▶ _WHAT IS ASKED_
Spot each line in the records below where the word "COVID" occurs, then copy it.

begin MATERIAL SUPPLIED

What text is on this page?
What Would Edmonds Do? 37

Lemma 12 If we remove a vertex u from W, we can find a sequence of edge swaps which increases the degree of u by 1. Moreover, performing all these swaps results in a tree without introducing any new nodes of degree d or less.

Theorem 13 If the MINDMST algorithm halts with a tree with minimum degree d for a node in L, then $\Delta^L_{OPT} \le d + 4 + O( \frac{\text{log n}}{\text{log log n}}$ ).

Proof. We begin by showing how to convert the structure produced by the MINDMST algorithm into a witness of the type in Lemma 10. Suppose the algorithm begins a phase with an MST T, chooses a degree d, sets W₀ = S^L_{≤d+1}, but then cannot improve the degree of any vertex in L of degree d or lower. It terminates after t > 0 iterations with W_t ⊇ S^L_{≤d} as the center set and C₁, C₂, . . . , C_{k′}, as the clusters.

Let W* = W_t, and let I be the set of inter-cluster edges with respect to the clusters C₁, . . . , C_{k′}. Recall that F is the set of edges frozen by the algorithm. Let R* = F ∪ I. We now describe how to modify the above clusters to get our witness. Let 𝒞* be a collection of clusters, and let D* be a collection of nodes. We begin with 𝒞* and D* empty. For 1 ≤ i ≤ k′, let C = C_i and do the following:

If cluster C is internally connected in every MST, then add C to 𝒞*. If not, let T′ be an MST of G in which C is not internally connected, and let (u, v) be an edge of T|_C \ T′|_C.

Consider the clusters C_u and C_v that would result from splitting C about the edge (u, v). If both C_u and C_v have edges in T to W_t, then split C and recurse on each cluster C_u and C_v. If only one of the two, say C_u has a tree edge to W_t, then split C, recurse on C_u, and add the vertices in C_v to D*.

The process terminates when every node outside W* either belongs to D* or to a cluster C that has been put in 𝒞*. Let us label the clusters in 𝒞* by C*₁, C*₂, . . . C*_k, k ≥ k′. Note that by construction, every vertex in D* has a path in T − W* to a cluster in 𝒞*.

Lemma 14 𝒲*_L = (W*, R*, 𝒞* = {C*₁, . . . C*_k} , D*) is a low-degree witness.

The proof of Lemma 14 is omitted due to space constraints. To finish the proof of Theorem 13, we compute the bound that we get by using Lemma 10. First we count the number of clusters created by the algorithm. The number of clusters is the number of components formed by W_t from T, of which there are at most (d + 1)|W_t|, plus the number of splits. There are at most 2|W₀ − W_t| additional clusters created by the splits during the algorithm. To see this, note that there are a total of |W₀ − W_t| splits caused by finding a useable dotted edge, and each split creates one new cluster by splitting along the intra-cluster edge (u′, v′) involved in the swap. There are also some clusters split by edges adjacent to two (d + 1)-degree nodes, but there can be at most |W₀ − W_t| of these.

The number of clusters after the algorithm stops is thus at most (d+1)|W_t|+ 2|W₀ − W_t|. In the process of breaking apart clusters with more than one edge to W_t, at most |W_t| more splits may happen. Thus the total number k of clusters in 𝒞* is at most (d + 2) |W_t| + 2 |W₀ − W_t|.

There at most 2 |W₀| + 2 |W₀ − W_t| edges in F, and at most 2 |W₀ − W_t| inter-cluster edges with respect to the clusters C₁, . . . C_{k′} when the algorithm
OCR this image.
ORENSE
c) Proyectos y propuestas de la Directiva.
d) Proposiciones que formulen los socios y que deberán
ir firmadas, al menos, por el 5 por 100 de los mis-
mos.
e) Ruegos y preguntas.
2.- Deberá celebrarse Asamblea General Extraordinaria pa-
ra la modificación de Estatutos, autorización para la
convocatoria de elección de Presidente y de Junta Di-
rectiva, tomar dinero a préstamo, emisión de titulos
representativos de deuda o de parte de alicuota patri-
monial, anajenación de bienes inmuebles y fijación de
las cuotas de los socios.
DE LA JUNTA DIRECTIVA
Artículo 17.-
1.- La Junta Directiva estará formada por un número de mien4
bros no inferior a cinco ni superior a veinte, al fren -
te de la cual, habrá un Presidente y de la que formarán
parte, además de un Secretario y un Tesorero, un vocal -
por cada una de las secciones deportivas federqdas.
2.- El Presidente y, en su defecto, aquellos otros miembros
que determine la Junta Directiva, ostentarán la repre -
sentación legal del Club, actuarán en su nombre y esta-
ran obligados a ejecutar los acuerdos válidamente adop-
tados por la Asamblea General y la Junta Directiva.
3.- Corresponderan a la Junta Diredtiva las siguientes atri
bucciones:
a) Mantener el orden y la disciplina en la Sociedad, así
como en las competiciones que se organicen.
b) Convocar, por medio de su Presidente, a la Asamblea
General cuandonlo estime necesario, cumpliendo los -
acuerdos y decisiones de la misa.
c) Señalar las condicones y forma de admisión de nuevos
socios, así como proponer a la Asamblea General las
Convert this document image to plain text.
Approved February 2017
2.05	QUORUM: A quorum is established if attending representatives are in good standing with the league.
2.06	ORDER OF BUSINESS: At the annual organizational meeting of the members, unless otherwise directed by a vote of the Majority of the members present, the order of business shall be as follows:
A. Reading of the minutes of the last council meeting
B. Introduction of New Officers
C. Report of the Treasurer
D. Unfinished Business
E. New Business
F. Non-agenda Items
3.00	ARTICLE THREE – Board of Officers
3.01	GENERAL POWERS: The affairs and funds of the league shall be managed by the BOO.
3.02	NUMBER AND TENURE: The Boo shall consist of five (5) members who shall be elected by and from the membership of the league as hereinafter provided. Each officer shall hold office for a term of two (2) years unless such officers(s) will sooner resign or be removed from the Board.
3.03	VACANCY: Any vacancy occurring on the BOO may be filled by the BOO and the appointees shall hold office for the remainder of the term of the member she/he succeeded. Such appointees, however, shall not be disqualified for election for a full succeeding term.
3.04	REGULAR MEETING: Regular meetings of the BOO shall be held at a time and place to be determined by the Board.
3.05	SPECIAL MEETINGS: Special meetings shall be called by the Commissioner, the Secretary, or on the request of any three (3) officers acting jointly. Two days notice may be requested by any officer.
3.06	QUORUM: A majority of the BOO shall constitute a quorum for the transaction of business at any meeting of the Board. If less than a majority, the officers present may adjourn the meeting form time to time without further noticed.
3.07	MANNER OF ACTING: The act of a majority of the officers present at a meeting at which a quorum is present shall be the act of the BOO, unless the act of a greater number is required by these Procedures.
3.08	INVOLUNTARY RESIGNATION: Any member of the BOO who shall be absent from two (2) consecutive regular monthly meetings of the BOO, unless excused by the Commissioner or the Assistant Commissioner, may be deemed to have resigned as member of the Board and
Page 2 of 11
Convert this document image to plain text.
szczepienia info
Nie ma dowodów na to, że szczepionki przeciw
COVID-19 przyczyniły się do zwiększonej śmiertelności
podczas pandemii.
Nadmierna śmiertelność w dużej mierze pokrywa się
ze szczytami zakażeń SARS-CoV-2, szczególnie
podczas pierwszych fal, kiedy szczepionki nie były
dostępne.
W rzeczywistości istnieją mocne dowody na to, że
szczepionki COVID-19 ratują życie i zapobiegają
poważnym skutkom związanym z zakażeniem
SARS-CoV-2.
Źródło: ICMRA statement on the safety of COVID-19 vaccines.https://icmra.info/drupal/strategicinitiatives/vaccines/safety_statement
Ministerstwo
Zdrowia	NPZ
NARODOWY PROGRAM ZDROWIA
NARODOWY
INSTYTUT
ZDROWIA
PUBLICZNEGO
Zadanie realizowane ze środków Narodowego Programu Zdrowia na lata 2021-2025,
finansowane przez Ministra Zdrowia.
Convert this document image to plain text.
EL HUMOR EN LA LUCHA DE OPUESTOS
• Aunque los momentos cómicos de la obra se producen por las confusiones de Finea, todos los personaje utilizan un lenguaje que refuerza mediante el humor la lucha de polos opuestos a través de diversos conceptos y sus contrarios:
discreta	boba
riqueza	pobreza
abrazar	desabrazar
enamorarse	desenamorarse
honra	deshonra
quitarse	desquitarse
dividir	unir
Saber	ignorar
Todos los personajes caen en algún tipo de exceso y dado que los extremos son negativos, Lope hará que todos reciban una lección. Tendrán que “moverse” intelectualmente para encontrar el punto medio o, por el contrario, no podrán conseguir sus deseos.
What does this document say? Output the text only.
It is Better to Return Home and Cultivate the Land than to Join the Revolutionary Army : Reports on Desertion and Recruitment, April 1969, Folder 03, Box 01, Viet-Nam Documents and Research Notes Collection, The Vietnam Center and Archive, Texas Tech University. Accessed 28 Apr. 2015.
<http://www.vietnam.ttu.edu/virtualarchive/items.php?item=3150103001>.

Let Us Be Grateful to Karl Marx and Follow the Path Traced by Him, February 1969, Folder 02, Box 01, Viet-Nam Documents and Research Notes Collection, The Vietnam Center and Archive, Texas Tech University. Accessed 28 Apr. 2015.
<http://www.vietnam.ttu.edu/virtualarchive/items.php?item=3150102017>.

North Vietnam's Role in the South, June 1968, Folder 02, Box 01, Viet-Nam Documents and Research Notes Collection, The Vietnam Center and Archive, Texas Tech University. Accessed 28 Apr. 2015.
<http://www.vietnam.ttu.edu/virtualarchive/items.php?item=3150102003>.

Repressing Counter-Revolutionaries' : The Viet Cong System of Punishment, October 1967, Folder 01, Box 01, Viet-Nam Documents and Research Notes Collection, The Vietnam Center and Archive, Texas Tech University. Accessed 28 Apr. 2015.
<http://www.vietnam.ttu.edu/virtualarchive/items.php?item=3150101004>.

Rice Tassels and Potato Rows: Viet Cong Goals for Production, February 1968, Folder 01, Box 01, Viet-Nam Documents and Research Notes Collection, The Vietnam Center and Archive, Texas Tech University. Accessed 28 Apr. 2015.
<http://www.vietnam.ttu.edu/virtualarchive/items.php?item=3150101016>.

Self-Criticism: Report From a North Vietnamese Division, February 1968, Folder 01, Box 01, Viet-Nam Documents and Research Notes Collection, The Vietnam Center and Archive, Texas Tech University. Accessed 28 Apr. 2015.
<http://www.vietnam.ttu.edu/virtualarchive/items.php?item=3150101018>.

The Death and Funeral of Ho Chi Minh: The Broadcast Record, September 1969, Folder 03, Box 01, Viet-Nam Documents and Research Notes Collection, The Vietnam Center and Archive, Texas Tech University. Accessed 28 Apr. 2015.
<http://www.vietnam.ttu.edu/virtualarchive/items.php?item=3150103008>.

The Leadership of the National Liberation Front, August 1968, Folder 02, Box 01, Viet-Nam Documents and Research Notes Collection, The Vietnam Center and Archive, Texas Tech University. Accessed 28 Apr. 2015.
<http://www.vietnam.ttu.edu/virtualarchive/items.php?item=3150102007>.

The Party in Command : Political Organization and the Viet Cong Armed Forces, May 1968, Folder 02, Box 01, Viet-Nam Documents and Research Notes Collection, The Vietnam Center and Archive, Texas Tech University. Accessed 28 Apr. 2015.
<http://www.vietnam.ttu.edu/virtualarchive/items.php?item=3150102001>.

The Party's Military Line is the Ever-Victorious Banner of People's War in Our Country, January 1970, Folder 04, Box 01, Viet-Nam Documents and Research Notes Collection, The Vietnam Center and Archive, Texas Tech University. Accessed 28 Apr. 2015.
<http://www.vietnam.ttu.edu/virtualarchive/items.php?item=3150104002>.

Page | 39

end MATERIAL SUPPLIED

▶ _TASK ANSWER_
COVID-19 przyczyniły się do zwiększonej śmiertelności
szczepionki COVID-19 ratują życie i zapobiegają
Źródło: ICMRA statement on the safety of COVID-19 vaccines.https://icmra.info/drupal/strategicinitiatives/vaccines/safety_statement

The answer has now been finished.